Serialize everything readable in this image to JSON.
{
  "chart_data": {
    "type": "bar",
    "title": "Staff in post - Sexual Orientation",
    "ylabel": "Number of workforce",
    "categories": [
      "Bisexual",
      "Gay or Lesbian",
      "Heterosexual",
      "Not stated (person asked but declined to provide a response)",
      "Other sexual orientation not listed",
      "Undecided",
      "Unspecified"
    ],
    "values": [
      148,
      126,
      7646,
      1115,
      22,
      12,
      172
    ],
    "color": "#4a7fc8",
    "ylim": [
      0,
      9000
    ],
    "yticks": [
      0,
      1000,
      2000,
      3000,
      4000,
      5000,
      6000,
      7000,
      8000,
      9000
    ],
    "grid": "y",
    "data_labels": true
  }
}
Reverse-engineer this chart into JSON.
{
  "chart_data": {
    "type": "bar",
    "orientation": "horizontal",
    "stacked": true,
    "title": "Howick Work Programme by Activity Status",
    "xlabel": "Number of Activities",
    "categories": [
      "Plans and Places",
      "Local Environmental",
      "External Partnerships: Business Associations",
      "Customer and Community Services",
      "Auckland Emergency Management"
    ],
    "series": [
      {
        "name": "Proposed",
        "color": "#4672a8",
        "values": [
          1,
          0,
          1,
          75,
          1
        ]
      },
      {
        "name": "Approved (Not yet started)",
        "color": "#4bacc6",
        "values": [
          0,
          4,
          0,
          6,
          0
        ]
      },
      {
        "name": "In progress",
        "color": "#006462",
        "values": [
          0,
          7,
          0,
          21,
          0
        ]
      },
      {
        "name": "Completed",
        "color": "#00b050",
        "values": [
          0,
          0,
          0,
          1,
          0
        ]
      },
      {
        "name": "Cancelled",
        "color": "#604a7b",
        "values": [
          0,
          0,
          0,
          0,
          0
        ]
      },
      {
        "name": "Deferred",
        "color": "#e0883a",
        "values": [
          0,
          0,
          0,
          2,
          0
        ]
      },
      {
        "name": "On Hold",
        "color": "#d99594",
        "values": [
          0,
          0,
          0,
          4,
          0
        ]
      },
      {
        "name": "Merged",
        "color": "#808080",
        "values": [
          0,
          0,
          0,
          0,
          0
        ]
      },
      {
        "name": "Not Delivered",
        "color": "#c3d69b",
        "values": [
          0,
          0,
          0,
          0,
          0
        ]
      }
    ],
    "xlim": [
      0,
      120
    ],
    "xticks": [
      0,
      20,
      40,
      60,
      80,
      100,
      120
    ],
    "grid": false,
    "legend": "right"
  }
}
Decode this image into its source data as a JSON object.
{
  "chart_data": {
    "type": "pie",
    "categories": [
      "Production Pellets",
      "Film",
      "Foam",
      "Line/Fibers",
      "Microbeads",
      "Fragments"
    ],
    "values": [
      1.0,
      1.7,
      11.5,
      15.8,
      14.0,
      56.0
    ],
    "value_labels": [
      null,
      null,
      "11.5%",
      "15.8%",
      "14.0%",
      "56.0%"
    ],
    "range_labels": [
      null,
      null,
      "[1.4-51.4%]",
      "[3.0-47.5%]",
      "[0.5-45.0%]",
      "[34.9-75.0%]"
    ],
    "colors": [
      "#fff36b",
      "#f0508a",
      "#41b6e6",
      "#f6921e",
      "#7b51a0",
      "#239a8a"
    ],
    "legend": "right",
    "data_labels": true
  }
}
■ ■ ■
GIVEN REQUEST ▸ Filter the data, keeping only the lines that contain "name".

TASK OUTPUT ▸
        "name": "Proposed",
        "name": "Approved (Not yet started)",
        "name": "In progress",
        "name": "Completed",
        "name": "Cancelled",
        "name": "Deferred",
        "name": "On Hold",
        "name": "Merged",
        "name": "Not Delivered",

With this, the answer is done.